WHAT THE TASK ASKS. Copy out all lines where "distribution" appears.

[Stored items]
■ ■ ■
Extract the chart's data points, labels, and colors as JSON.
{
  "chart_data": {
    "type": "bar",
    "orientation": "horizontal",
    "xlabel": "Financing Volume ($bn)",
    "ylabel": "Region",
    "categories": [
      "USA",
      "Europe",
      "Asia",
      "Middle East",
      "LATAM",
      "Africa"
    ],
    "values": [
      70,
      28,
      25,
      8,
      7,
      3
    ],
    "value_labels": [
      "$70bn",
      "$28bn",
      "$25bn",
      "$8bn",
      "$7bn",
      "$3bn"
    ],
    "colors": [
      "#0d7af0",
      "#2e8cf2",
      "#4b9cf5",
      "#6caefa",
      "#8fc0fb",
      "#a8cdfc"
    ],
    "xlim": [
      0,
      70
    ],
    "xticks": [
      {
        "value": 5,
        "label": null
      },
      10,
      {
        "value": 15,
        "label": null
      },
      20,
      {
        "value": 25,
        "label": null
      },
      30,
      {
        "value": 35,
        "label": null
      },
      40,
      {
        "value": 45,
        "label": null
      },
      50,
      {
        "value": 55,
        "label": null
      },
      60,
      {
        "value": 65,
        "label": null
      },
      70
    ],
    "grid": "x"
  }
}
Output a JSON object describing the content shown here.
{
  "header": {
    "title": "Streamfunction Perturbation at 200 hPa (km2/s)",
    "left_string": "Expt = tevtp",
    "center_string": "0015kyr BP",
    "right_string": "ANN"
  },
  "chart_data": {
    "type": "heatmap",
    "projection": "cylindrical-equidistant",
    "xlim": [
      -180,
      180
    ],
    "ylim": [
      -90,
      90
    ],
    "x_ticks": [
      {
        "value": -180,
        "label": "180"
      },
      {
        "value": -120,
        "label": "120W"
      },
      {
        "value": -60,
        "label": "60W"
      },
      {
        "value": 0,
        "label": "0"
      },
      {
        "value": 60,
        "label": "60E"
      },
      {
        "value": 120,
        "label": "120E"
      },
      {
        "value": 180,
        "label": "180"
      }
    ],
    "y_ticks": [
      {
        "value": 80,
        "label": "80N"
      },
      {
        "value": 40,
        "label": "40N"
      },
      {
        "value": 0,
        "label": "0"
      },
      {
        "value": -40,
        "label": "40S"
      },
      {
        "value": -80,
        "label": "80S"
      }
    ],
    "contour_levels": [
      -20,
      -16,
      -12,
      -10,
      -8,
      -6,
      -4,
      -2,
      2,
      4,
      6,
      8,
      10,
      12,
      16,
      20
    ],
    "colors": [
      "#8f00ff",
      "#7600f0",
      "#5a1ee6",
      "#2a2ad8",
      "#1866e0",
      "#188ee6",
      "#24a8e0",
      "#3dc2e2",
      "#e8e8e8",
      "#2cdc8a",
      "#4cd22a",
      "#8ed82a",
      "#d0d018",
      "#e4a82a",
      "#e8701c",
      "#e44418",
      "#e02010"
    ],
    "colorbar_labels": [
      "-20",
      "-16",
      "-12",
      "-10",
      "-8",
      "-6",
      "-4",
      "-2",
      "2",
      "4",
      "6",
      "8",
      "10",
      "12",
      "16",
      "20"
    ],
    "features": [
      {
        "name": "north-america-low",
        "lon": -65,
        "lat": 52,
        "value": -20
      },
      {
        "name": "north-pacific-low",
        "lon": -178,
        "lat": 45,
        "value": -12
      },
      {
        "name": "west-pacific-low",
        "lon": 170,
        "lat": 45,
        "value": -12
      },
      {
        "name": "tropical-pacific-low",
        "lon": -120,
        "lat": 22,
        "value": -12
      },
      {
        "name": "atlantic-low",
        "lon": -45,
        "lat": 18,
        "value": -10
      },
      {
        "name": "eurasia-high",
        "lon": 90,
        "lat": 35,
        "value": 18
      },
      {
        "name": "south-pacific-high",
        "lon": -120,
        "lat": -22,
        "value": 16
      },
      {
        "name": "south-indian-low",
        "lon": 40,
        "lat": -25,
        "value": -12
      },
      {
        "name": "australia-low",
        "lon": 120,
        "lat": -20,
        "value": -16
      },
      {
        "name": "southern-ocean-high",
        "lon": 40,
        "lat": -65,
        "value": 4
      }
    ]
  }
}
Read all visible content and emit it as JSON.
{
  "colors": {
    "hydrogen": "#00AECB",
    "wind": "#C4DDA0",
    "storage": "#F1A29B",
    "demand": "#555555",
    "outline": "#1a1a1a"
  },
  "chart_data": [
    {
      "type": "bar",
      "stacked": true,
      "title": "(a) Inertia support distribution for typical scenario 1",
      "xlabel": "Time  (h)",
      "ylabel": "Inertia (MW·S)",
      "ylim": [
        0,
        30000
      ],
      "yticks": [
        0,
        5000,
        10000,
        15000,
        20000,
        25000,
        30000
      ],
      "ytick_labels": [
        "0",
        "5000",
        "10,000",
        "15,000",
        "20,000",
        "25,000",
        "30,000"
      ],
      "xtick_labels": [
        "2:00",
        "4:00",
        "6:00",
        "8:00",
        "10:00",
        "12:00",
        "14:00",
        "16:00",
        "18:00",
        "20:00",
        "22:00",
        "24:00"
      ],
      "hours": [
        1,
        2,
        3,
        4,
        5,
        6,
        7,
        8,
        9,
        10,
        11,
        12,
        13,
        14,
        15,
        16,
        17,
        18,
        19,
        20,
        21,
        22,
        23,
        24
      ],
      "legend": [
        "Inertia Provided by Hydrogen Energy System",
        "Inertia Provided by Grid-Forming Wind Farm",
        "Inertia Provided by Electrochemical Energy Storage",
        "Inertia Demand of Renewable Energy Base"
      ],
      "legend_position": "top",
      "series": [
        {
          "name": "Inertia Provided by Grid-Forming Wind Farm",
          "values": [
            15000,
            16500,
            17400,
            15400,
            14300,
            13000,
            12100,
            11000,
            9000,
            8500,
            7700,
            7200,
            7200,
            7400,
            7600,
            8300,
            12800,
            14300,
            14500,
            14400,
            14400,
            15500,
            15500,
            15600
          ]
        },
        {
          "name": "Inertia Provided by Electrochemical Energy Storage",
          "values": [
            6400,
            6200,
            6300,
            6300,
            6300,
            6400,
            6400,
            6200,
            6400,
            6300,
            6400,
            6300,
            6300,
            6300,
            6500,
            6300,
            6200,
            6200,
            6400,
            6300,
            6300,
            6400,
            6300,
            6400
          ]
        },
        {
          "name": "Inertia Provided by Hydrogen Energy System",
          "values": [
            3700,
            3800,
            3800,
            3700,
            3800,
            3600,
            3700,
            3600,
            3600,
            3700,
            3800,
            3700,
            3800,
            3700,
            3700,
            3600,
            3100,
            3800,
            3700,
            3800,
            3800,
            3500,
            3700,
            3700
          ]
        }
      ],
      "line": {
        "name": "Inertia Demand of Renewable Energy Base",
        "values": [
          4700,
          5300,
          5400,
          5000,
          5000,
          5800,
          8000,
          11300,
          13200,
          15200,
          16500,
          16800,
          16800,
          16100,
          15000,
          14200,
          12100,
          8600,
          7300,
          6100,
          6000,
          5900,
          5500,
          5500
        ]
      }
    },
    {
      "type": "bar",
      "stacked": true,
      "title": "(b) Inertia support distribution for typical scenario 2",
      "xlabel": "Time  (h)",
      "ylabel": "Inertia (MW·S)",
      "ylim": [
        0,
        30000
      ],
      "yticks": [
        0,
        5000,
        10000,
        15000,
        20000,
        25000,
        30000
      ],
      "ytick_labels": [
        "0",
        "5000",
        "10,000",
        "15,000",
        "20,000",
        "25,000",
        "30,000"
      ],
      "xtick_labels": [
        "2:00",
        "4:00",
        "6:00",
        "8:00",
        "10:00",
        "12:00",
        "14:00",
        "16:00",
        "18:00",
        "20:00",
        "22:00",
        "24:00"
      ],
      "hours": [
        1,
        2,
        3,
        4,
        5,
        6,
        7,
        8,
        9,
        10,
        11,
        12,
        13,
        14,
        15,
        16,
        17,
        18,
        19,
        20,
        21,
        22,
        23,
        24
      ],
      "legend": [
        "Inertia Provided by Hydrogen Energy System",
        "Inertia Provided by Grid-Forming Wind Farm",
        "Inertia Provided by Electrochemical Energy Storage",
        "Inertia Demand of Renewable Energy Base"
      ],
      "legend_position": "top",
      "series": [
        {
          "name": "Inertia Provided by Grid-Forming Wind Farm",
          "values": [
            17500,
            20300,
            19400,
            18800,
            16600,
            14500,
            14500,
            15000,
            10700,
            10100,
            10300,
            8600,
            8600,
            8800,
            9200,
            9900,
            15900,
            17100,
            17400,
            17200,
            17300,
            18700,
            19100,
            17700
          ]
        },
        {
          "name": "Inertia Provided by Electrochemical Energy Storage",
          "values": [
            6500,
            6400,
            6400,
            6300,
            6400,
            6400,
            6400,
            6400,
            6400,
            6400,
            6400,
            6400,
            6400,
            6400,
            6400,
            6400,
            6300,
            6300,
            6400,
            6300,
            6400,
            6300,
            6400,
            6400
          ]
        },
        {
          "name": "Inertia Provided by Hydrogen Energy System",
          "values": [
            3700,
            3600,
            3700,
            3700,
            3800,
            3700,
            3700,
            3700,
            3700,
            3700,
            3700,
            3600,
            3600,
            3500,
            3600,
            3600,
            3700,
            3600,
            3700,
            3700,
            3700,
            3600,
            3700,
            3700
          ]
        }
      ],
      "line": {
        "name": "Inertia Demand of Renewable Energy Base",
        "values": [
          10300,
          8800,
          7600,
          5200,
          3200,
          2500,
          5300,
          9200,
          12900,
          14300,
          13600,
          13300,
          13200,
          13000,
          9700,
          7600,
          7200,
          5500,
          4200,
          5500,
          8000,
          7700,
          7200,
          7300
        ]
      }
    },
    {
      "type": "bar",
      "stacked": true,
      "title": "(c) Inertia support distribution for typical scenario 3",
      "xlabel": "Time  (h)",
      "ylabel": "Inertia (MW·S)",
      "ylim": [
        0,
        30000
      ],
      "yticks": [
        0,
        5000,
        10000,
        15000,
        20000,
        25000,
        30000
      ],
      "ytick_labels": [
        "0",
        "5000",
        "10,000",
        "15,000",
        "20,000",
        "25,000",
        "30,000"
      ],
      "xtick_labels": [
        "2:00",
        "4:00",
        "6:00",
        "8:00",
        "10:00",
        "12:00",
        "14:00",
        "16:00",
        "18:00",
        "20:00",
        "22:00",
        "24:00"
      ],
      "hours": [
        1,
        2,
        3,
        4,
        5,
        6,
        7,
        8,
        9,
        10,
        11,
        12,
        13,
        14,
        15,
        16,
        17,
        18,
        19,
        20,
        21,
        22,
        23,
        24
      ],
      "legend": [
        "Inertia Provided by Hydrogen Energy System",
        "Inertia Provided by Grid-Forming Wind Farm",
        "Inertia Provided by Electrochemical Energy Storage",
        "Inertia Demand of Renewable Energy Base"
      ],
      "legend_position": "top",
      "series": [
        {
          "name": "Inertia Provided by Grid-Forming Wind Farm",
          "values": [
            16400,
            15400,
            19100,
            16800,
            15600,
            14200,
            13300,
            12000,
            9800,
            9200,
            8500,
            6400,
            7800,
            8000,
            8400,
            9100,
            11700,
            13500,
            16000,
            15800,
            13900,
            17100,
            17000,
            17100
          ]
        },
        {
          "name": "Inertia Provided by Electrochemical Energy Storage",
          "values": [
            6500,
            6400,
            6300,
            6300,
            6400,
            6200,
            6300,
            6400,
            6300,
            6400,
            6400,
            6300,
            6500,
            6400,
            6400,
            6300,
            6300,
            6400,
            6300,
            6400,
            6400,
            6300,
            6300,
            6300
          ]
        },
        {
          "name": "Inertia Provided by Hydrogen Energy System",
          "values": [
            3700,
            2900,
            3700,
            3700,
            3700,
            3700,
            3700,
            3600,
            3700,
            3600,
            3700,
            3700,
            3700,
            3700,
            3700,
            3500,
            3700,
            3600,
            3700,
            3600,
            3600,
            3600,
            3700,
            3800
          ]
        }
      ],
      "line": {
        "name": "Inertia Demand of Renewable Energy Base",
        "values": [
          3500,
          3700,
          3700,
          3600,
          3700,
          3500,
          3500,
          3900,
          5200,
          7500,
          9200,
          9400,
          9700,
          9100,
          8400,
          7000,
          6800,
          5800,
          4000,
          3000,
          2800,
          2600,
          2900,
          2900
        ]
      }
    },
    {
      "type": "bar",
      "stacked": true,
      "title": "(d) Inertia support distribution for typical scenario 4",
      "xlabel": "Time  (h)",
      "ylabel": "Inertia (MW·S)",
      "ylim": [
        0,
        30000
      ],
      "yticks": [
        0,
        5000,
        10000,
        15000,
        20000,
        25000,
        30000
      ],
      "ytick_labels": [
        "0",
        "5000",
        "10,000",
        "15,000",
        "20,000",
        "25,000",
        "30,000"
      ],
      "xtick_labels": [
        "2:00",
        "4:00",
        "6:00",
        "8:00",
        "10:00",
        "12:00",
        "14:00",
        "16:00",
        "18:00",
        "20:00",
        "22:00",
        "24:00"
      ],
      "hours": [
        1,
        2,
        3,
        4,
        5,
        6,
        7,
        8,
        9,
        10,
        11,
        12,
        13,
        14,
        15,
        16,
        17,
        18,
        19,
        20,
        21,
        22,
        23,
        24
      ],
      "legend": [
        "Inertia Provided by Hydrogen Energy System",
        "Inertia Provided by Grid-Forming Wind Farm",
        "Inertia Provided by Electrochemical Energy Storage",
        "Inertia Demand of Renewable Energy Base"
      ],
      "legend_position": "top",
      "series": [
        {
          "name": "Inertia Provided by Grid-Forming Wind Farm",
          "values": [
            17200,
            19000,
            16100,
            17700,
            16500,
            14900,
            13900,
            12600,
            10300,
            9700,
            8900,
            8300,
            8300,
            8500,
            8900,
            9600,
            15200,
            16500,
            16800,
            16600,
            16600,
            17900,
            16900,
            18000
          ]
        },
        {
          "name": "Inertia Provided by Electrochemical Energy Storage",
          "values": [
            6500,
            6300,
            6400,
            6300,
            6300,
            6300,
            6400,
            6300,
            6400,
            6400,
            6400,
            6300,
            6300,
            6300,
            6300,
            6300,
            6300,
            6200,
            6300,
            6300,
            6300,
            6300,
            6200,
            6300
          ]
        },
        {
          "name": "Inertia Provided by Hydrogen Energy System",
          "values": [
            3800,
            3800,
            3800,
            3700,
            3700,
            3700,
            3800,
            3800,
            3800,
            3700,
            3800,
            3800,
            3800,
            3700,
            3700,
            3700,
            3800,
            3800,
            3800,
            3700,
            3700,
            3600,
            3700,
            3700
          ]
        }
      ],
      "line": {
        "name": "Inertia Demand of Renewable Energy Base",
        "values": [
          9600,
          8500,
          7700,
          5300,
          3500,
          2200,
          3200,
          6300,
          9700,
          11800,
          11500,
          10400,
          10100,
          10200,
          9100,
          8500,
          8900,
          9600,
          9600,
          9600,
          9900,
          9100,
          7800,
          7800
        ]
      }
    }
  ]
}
■ ■ ■
PROBLEM SOLUTION.
      "title": "(a) Inertia support distribution for typical scenario 1",
      "title": "(b) Inertia support distribution for typical scenario 2",
      "title": "(c) Inertia support distribution for typical scenario 3",
      "title": "(d) Inertia support distribution for typical scenario 4",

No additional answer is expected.